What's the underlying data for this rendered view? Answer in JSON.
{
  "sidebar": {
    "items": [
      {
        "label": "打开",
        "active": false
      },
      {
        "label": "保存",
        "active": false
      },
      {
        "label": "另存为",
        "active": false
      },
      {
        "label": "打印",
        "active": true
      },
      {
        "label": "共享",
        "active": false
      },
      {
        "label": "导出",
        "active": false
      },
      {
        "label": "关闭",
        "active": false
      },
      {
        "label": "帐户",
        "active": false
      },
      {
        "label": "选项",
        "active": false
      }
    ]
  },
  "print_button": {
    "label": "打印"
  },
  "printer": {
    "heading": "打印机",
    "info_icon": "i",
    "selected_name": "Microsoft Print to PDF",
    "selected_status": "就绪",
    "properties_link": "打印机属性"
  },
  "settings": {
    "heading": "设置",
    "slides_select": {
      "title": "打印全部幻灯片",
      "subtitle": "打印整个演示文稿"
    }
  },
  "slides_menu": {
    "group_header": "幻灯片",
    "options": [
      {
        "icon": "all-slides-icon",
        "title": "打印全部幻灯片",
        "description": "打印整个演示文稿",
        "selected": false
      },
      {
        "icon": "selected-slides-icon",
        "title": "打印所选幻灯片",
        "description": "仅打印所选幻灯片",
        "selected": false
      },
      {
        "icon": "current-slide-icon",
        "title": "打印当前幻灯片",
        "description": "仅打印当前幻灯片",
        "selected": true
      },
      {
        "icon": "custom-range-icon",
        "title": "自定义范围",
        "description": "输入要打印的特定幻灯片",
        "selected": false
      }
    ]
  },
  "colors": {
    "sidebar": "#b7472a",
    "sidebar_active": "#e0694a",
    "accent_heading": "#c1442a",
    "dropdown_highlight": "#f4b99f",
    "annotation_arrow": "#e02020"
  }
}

- _PROBLEM DETAILS_:
Set down all of the data above, word for word.

- _SOLUTION TO THE PROBLEM_:
What's the underlying data for this rendered view? Answer in JSON.
{
  "sidebar": {
    "items": [
      {
        "label": "打开",
        "active": false
      },
      {
        "label": "保存",
        "active": false
      },
      {
        "label": "另存为",
        "active": false
      },
      {
        "label": "打印",
        "active": true
      },
      {
        "label": "共享",
        "active": false
      },
      {
        "label": "导出",
        "active": false
      },
      {
        "label": "关闭",
        "active": false
      },
      {
        "label": "帐户",
        "active": false
      },
      {
        "label": "选项",
        "active": false
      }
    ]
  },
  "print_button": {
    "label": "打印"
  },
  "printer": {
    "heading": "打印机",
    "info_icon": "i",
    "selected_name": "Microsoft Print to PDF",
    "selected_status": "就绪",
    "properties_link": "打印机属性"
  },
  "settings": {
    "heading": "设置",
    "slides_select": {
      "title": "打印全部幻灯片",
      "subtitle": "打印整个演示文稿"
    }
  },
  "slides_menu": {
    "group_header": "幻灯片",
    "options": [
      {
        "icon": "all-slides-icon",
        "title": "打印全部幻灯片",
        "description": "打印整个演示文稿",
        "selected": false
      },
      {
        "icon": "selected-slides-icon",
        "title": "打印所选幻灯片",
        "description": "仅打印所选幻灯片",
        "selected": false
      },
      {
        "icon": "current-slide-icon",
        "title": "打印当前幻灯片",
        "description": "仅打印当前幻灯片",
        "selected": true
      },
      {
        "icon": "custom-range-icon",
        "title": "自定义范围",
        "description": "输入要打印的特定幻灯片",
        "selected": false
      }
    ]
  },
  "colors": {
    "sidebar": "#b7472a",
    "sidebar_active": "#e0694a",
    "accent_heading": "#c1442a",
    "dropdown_highlight": "#f4b99f",
    "annotation_arrow": "#e02020"
  }
}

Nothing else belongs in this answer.